- SHORT PROBLEM
Every line that contains the word "head" should be copied out.
* Start RECORDS FOR THIS EXERCISE *
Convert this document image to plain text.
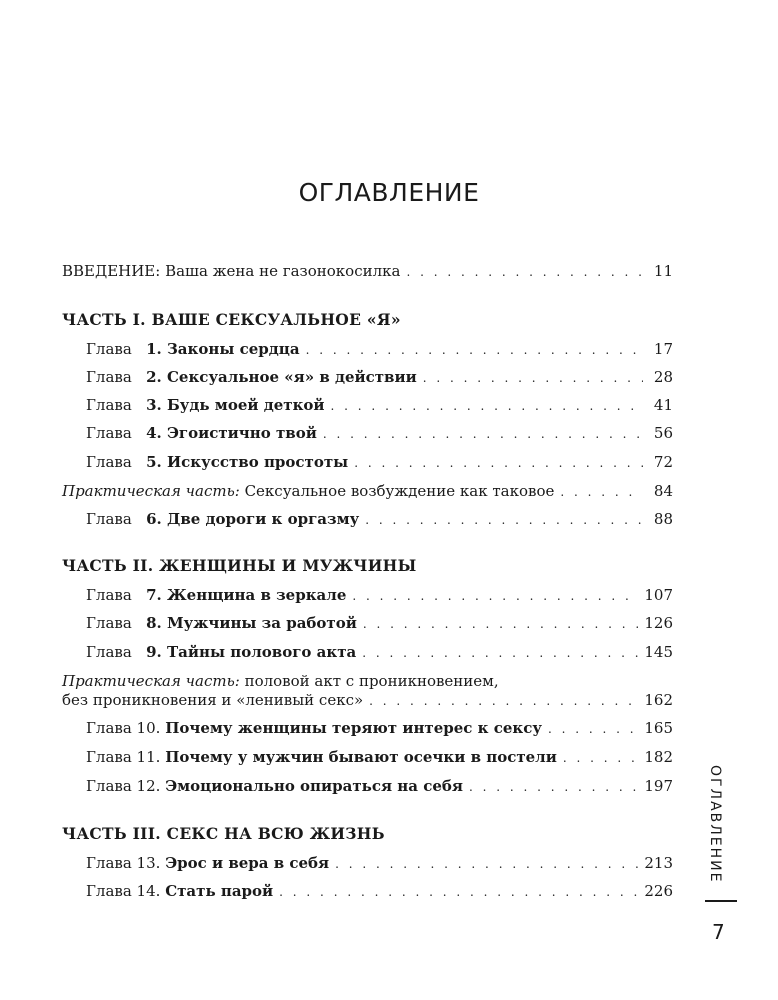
ОГЛАВЛЕНИЕ
ВВЕДЕНИЕ: Ваша жена не газонокосилка . . .	11
ЧАСТЬ I. ВАШЕ СЕКСУАЛЬНОЕ «Я»
Глава 1. Законы сердца . . .	17
Глава 2. Сексуальное «я» в действии . . .	28
Глава 3. Будь моей деткой . . .	41
Глава 4. Эгоистично твой . . .	56
Глава 5. Искусство простоты . . .	72
Практическая часть: Сексуальное возбуждение как таковое . . .	84
Глава 6. Две дороги к оргазму . . .	88
ЧАСТЬ II. ЖЕНЩИНЫ И МУЖЧИНЫ
Глава 7. Женщина в зеркале . . .	107
Глава 8. Мужчины за работой . . .	126
Глава 9. Тайны полового акта . . .	145
Практическая часть: половой акт с проникновением,
без проникновения и «ленивый секс» . . .	162
Глава 10. Почему женщины теряют интерес к сексу . . .	165
Глава 11. Почему у мужчин бывают осечки в постели . . .	182
Глава 12. Эмоционально опираться на себя . . .	197
ЧАСТЬ III. СЕКС НА ВСЮ ЖИЗНЬ
Глава 13. Эрос и вера в себя . . .	213
Глава 14. Стать парой . . .	226
ОГЛАВЛЕНИЕ
7
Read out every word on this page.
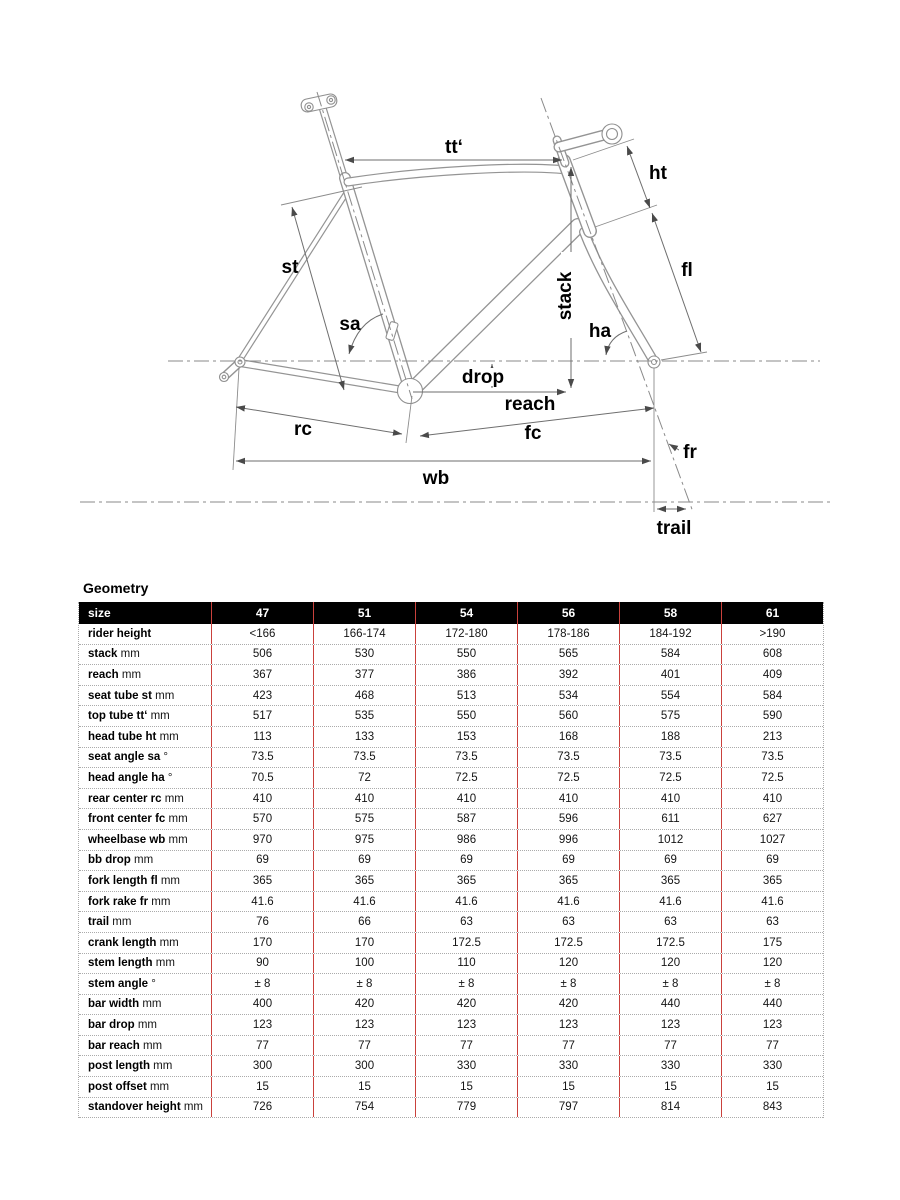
tt‘
ht
fl
st
stack
sa	ha
drop
reach
rc	fc
wb
fr
trail
Geometry
size	47	51	54	56	58	61
rider height	<166	166-174	172-180	178-186	184-192	>190
stack mm	506	530	550	565	584	608
reach mm	367	377	386	392	401	409
seat tube st mm	423	468	513	534	554	584
top tube tt‘ mm	517	535	550	560	575	590
head tube ht mm	113	133	153	168	188	213
seat angle sa °	73.5	73.5	73.5	73.5	73.5	73.5
head angle ha °	70.5	72	72.5	72.5	72.5	72.5
rear center rc mm	410	410	410	410	410	410
front center fc mm	570	575	587	596	611	627
wheelbase wb mm	970	975	986	996	1012	1027
bb drop mm	69	69	69	69	69	69
fork length fl mm	365	365	365	365	365	365
fork rake fr mm	41.6	41.6	41.6	41.6	41.6	41.6
trail mm	76	66	63	63	63	63
crank length mm	170	170	172.5	172.5	172.5	175
stem length mm	90	100	110	120	120	120
stem angle °	± 8	± 8	± 8	± 8	± 8	± 8
bar width mm	400	420	420	420	440	440
bar drop mm	123	123	123	123	123	123
bar reach mm	77	77	77	77	77	77
post length mm	300	300	330	330	330	330
post offset mm	15	15	15	15	15	15
standover height mm	726	754	779	797	814	843
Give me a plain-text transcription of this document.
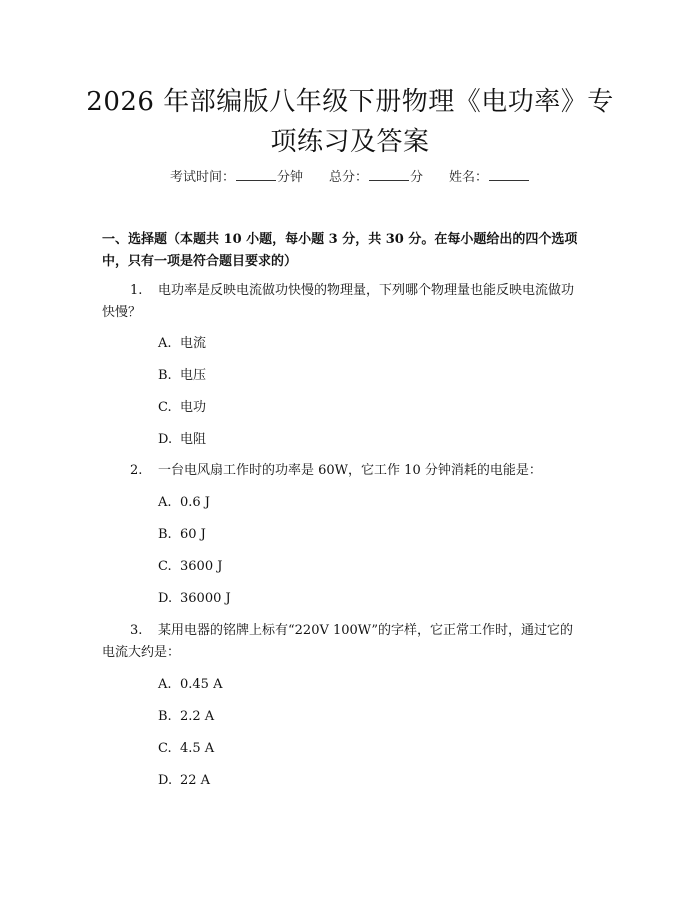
2026 年部编版八年级下册物理《电功率》专
项练习及答案
考试时间：	分钟 总分：	分 姓名：
一、选择题（本题共 10 小题，每小题 3 分，共 30 分。在每小题给出的四个选项
中，只有一项是符合题目要求的）
1. 电功率是反映电流做功快慢的物理量，下列哪个物理量也能反映电流做功
快慢？
A. 电流
B. 电压
C. 电功
D. 电阻
2. 一台电风扇工作时的功率是 60W，它工作 10 分钟消耗的电能是：
A. 0.6 J
B. 60 J
C. 3600 J
D. 36000 J
3. 某用电器的铭牌上标有“220V 100W”的字样，它正常工作时，通过它的
电流大约是：
A. 0.45 A
B. 2.2 A
C. 4.5 A
D. 22 A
* End RECORDS FOR THIS EXERCISE *
- OUTPUT BELOW
head tube ht mm	113	133	153	168	188	213
head angle ha °	70.5	72	72.5	72.5	72.5	72.5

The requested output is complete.